### Your task
Identify the lines containing the word "营销活动". Copy each one.

### Material
··········
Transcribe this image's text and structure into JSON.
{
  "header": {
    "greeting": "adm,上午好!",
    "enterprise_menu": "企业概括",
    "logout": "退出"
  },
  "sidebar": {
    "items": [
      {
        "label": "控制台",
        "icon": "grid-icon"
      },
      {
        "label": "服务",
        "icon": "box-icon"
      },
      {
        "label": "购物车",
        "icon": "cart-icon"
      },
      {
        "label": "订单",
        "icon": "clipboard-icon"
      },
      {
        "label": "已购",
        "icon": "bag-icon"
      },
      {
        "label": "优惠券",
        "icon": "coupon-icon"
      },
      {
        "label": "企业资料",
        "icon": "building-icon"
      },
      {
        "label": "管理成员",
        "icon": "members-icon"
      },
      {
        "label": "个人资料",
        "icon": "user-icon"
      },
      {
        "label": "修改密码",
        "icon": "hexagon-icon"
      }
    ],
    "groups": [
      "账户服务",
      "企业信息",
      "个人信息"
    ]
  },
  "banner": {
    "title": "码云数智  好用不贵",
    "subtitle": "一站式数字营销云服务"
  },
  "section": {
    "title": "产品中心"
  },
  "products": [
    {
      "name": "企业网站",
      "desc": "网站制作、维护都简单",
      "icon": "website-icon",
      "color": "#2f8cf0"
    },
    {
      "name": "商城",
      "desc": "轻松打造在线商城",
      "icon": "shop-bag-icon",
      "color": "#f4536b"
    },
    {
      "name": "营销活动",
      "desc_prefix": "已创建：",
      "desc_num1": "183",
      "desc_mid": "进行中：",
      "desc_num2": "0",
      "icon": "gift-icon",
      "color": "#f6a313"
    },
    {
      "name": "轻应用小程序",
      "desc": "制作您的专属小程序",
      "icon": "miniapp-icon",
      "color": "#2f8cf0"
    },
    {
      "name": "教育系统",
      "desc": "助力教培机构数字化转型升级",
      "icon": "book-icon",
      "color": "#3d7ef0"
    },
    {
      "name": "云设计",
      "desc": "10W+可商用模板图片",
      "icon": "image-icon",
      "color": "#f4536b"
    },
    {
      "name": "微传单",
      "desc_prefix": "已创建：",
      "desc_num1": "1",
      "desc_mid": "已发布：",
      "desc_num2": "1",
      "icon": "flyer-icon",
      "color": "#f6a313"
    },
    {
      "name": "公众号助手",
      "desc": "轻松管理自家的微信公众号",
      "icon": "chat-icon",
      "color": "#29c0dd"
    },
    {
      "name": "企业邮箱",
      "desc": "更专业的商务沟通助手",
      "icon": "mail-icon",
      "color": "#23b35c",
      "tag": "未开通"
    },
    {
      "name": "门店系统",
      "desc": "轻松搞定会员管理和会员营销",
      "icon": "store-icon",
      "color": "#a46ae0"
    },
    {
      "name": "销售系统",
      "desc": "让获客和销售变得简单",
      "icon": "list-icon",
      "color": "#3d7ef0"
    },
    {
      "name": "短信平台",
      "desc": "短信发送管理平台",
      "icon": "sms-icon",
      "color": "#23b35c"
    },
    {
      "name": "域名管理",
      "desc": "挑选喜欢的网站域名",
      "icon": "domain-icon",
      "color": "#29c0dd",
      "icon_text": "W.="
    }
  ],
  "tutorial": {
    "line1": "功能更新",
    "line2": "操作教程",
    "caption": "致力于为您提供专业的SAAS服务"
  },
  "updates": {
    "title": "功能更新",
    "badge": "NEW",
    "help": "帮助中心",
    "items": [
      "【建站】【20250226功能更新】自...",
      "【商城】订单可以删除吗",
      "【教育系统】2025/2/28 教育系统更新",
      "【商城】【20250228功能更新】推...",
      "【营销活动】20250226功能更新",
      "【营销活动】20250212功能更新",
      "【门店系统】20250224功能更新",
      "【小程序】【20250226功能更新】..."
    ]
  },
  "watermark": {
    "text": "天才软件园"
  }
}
··········
### Exercise result
      "name": "营销活动",
      "【营销活动】20250226功能更新",
      "【营销活动】20250212功能更新",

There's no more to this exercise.